Below you will find a set of lines. Repeat them all exactly.

[TASK INPUTS]:
☆ ☆ ☆

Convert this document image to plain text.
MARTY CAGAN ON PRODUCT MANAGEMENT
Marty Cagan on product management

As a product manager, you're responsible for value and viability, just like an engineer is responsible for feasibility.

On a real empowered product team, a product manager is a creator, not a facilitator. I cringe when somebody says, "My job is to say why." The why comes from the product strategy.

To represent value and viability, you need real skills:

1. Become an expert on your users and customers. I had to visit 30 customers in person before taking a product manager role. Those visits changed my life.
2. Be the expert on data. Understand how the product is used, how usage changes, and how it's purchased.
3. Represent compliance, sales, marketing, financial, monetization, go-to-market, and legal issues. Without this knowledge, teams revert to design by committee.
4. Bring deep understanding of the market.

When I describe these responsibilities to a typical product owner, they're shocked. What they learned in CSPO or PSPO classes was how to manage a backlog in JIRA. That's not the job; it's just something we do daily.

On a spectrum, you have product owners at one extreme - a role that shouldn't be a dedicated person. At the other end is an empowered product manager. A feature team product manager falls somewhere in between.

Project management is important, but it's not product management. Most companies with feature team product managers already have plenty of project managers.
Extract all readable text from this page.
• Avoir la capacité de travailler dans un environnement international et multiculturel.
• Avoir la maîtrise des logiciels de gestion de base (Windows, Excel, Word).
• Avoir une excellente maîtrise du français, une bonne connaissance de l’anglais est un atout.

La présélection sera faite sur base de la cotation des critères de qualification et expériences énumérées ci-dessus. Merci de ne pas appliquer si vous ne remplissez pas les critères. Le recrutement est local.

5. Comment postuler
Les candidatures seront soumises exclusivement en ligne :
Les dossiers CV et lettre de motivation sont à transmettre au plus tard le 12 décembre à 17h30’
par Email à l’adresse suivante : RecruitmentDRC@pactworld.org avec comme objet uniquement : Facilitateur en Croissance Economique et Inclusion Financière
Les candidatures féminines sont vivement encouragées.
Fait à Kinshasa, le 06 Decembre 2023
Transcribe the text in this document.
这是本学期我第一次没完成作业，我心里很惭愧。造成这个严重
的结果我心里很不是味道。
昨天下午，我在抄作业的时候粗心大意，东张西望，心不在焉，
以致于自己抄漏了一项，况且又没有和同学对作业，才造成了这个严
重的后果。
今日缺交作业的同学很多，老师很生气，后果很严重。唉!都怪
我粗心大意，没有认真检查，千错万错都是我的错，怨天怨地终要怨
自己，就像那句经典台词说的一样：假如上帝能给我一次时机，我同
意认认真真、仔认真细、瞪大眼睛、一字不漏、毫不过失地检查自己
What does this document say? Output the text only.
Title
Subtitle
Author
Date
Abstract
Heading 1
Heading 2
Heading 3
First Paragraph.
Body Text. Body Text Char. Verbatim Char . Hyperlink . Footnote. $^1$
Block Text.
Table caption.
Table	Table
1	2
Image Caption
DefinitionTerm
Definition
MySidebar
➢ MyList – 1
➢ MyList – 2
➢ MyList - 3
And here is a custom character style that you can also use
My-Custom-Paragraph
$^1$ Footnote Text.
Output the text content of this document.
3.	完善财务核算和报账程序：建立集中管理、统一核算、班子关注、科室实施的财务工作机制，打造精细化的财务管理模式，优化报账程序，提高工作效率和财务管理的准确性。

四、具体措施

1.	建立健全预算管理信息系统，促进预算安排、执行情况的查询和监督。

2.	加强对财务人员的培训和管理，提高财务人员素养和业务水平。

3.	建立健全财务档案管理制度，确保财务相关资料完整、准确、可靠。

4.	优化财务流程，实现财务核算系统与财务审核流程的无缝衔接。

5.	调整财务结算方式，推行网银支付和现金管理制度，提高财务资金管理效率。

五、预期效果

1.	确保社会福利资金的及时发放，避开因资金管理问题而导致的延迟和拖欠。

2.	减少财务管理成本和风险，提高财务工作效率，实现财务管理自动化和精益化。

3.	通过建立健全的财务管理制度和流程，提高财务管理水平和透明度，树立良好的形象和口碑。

☆ ☆ ☆

[WRITTEN ANSWER]:
Convert this document image to plain text.
MARTY CAGAN ON PRODUCT MANAGEMENT
Marty Cagan on product management

As a product manager, you're responsible for value and viability, just like an engineer is responsible for feasibility.

On a real empowered product team, a product manager is a creator, not a facilitator. I cringe when somebody says, "My job is to say why." The why comes from the product strategy.

To represent value and viability, you need real skills:

1. Become an expert on your users and customers. I had to visit 30 customers in person before taking a product manager role. Those visits changed my life.
2. Be the expert on data. Understand how the product is used, how usage changes, and how it's purchased.
3. Represent compliance, sales, marketing, financial, monetization, go-to-market, and legal issues. Without this knowledge, teams revert to design by committee.
4. Bring deep understanding of the market.

When I describe these responsibilities to a typical product owner, they're shocked. What they learned in CSPO or PSPO classes was how to manage a backlog in JIRA. That's not the job; it's just something we do daily.

On a spectrum, you have product owners at one extreme - a role that shouldn't be a dedicated person. At the other end is an empowered product manager. A feature team product manager falls somewhere in between.

Project management is important, but it's not product management. Most companies with feature team product managers already have plenty of project managers.
Extract all readable text from this page.
• Avoir la capacité de travailler dans un environnement international et multiculturel.
• Avoir la maîtrise des logiciels de gestion de base (Windows, Excel, Word).
• Avoir une excellente maîtrise du français, une bonne connaissance de l’anglais est un atout.

La présélection sera faite sur base de la cotation des critères de qualification et expériences énumérées ci-dessus. Merci de ne pas appliquer si vous ne remplissez pas les critères. Le recrutement est local.

5. Comment postuler
Les candidatures seront soumises exclusivement en ligne :
Les dossiers CV et lettre de motivation sont à transmettre au plus tard le 12 décembre à 17h30’
par Email à l’adresse suivante : RecruitmentDRC@pactworld.org avec comme objet uniquement : Facilitateur en Croissance Economique et Inclusion Financière
Les candidatures féminines sont vivement encouragées.
Fait à Kinshasa, le 06 Decembre 2023
Transcribe the text in this document.
这是本学期我第一次没完成作业，我心里很惭愧。造成这个严重
的结果我心里很不是味道。
昨天下午，我在抄作业的时候粗心大意，东张西望，心不在焉，
以致于自己抄漏了一项，况且又没有和同学对作业，才造成了这个严
重的后果。
今日缺交作业的同学很多，老师很生气，后果很严重。唉!都怪
我粗心大意，没有认真检查，千错万错都是我的错，怨天怨地终要怨
自己，就像那句经典台词说的一样：假如上帝能给我一次时机，我同
意认认真真、仔认真细、瞪大眼睛、一字不漏、毫不过失地检查自己
What does this document say? Output the text only.
Title
Subtitle
Author
Date
Abstract
Heading 1
Heading 2
Heading 3
First Paragraph.
Body Text. Body Text Char. Verbatim Char . Hyperlink . Footnote. $^1$
Block Text.
Table caption.
Table	Table
1	2
Image Caption
DefinitionTerm
Definition
MySidebar
➢ MyList – 1
➢ MyList – 2
➢ MyList - 3
And here is a custom character style that you can also use
My-Custom-Paragraph
$^1$ Footnote Text.
Output the text content of this document.
3.	完善财务核算和报账程序：建立集中管理、统一核算、班子关注、科室实施的财务工作机制，打造精细化的财务管理模式，优化报账程序，提高工作效率和财务管理的准确性。

四、具体措施

1.	建立健全预算管理信息系统，促进预算安排、执行情况的查询和监督。

2.	加强对财务人员的培训和管理，提高财务人员素养和业务水平。

3.	建立健全财务档案管理制度，确保财务相关资料完整、准确、可靠。

4.	优化财务流程，实现财务核算系统与财务审核流程的无缝衔接。

5.	调整财务结算方式，推行网银支付和现金管理制度，提高财务资金管理效率。

五、预期效果

1.	确保社会福利资金的及时发放，避开因资金管理问题而导致的延迟和拖欠。

2.	减少财务管理成本和风险，提高财务工作效率，实现财务管理自动化和精益化。

3.	通过建立健全的财务管理制度和流程，提高财务管理水平和透明度，树立良好的形象和口碑。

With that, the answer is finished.